#### EXERCISE INPUT:
══════

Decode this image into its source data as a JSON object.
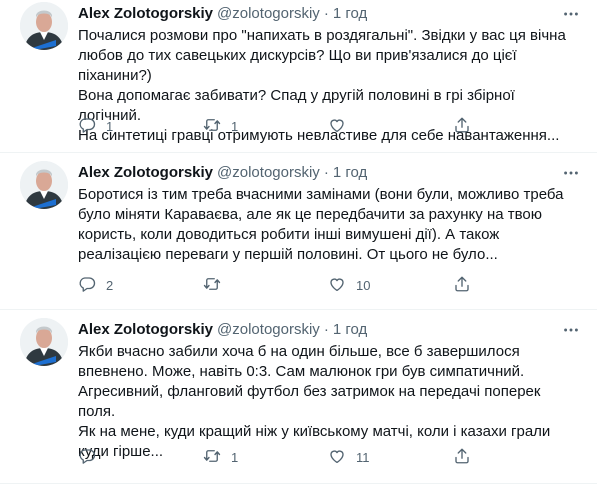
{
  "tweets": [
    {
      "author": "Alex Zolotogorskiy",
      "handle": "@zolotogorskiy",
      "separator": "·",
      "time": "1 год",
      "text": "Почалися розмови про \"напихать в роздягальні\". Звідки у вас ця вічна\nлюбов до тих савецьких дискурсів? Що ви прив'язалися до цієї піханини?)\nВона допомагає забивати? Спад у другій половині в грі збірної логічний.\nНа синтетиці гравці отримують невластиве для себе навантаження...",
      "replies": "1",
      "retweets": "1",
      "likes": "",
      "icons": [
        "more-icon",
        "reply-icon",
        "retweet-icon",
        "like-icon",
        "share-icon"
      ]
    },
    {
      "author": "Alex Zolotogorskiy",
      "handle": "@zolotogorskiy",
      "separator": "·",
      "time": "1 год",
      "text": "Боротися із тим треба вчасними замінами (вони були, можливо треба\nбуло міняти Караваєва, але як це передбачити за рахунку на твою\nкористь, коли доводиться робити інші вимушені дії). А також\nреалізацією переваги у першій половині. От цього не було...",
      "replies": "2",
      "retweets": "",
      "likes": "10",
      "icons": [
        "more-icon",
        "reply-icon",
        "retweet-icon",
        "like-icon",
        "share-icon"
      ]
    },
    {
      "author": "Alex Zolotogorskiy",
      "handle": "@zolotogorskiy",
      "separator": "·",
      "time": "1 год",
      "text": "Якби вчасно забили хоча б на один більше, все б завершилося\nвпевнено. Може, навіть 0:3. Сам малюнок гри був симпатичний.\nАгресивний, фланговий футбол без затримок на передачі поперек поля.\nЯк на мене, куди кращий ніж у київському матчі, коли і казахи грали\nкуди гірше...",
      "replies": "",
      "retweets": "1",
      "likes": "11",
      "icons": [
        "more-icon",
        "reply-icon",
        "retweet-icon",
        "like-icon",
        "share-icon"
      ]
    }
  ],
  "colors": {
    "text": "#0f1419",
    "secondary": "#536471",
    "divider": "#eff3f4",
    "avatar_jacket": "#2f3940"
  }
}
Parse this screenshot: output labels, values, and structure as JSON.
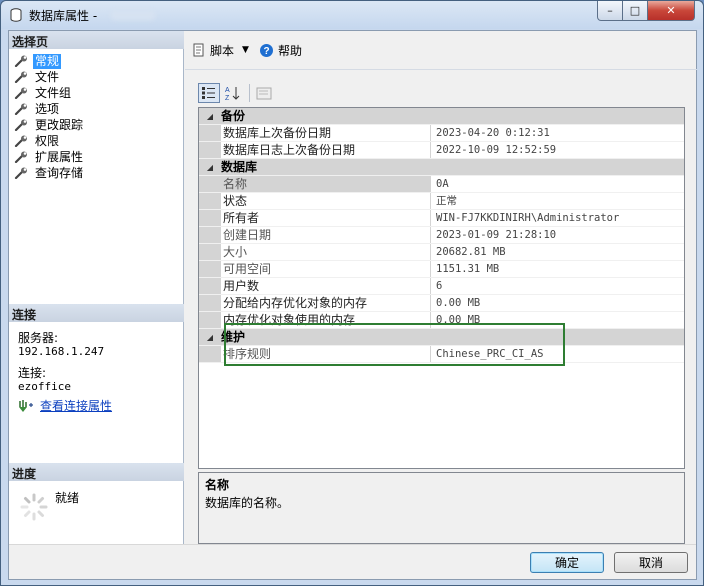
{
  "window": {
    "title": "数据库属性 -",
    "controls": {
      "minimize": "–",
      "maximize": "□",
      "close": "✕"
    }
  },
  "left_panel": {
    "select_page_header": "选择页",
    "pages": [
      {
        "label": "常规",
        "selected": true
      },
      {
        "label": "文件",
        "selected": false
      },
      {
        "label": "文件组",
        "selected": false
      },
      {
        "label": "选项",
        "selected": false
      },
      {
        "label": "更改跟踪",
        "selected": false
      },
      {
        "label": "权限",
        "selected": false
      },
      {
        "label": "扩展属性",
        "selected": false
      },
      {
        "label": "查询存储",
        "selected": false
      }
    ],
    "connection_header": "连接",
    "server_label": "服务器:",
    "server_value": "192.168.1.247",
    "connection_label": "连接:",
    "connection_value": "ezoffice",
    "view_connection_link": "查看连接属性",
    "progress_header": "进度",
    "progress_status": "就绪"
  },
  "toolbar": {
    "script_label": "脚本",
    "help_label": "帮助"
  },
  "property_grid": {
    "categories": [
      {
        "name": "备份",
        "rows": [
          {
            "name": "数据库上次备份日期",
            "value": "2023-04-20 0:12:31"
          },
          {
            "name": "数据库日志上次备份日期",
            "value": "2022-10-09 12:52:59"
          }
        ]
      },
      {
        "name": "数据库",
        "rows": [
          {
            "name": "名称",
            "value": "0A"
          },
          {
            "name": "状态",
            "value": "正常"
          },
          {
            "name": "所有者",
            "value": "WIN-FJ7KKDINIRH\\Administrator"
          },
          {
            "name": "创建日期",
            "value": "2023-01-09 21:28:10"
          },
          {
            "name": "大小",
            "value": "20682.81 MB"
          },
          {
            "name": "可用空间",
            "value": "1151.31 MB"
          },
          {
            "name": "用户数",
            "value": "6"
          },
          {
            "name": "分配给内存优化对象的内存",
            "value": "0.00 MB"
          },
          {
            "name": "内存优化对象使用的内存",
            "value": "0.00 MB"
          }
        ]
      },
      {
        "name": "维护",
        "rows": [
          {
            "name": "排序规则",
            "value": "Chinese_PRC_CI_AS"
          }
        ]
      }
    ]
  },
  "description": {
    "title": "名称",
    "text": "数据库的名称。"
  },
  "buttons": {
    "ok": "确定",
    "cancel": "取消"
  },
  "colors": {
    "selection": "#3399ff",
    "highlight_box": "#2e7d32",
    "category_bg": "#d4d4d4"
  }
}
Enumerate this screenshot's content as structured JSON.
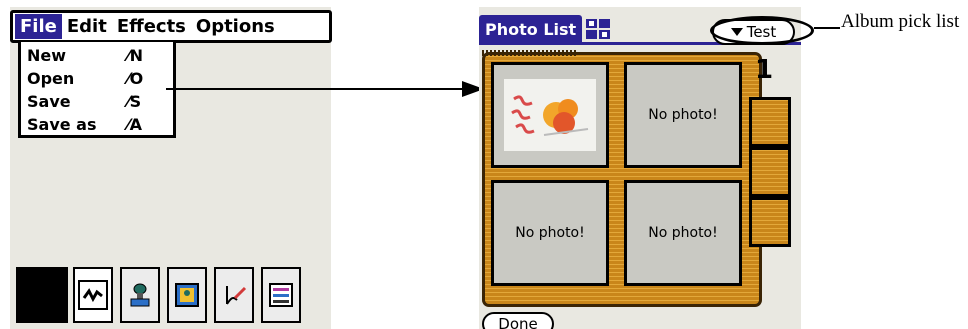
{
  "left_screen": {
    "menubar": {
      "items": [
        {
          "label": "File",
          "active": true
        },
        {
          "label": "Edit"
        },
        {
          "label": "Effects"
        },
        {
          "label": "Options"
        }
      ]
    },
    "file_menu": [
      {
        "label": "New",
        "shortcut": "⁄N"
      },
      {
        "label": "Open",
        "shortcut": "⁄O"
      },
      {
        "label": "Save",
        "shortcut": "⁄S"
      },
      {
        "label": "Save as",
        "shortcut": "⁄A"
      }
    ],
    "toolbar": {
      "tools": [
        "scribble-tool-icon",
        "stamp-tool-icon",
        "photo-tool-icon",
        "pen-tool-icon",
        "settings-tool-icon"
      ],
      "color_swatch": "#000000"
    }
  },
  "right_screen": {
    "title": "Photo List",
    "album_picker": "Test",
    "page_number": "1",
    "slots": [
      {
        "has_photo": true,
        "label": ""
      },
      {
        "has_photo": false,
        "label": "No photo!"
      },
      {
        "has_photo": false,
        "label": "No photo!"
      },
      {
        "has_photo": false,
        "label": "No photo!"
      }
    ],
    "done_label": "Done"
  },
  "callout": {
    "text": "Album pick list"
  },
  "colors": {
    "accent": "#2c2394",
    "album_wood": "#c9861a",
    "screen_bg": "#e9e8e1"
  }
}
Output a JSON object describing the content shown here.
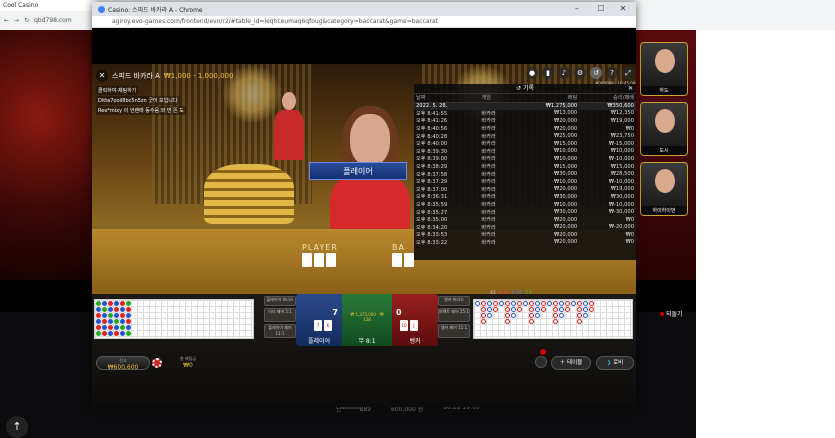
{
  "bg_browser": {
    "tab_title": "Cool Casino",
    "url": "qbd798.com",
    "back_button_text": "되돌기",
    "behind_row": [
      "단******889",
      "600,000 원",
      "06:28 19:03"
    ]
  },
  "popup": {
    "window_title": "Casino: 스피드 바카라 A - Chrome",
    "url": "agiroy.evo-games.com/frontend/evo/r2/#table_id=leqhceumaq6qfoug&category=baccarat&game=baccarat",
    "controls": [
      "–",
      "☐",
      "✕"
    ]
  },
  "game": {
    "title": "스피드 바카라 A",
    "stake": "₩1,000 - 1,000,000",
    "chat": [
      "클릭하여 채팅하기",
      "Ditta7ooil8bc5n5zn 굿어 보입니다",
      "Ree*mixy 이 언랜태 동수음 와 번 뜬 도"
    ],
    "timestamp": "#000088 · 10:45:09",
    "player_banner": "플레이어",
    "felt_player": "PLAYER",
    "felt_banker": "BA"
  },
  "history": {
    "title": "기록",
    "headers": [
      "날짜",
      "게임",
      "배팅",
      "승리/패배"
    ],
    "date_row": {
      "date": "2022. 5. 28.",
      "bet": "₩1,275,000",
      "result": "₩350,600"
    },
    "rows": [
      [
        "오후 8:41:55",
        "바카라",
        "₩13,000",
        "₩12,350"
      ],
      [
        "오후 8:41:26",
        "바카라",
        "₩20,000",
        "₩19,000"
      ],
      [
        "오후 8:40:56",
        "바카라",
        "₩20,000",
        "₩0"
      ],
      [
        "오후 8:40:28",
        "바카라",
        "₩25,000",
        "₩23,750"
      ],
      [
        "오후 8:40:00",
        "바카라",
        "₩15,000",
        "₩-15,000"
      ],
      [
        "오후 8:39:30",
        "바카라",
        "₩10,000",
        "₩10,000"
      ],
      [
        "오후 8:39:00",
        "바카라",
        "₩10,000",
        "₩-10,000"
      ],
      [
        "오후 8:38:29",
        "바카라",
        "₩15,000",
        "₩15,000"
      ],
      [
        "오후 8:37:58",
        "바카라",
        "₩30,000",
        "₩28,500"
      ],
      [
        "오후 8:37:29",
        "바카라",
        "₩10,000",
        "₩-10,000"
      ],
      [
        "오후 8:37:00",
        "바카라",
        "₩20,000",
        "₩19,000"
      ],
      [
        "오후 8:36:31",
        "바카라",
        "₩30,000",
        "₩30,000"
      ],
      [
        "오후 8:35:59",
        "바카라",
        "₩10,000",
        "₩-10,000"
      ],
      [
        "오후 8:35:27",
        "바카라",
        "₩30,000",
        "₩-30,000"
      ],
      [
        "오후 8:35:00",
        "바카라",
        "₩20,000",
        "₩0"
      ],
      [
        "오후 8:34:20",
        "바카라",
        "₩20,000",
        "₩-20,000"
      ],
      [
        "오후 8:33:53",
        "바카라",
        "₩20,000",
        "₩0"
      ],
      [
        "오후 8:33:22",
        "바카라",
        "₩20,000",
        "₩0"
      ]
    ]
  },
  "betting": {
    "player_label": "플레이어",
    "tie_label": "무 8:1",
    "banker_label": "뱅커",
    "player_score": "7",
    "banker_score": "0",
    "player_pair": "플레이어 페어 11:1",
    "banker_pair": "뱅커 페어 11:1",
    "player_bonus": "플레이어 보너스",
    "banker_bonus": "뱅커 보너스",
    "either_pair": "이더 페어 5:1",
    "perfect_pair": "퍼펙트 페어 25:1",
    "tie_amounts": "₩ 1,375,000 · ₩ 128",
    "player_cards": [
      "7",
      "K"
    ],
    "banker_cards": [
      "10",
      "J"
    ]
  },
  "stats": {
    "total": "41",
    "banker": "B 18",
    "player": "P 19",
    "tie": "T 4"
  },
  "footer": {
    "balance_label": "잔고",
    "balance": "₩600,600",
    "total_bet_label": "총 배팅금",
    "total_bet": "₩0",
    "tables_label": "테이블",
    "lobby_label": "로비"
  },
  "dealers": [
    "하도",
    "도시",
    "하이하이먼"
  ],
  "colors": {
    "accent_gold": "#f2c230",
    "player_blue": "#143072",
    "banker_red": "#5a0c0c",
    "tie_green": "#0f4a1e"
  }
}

══════

#### TASK DIRECTIONS:
Show every line of the records above that contains the word "shortcut".

#### SOLUTION TO THE EXERCISE:
        "shortcut": "⁄N"
        "shortcut": "⁄O"
        "shortcut": "⁄S"
        "shortcut": "⁄A"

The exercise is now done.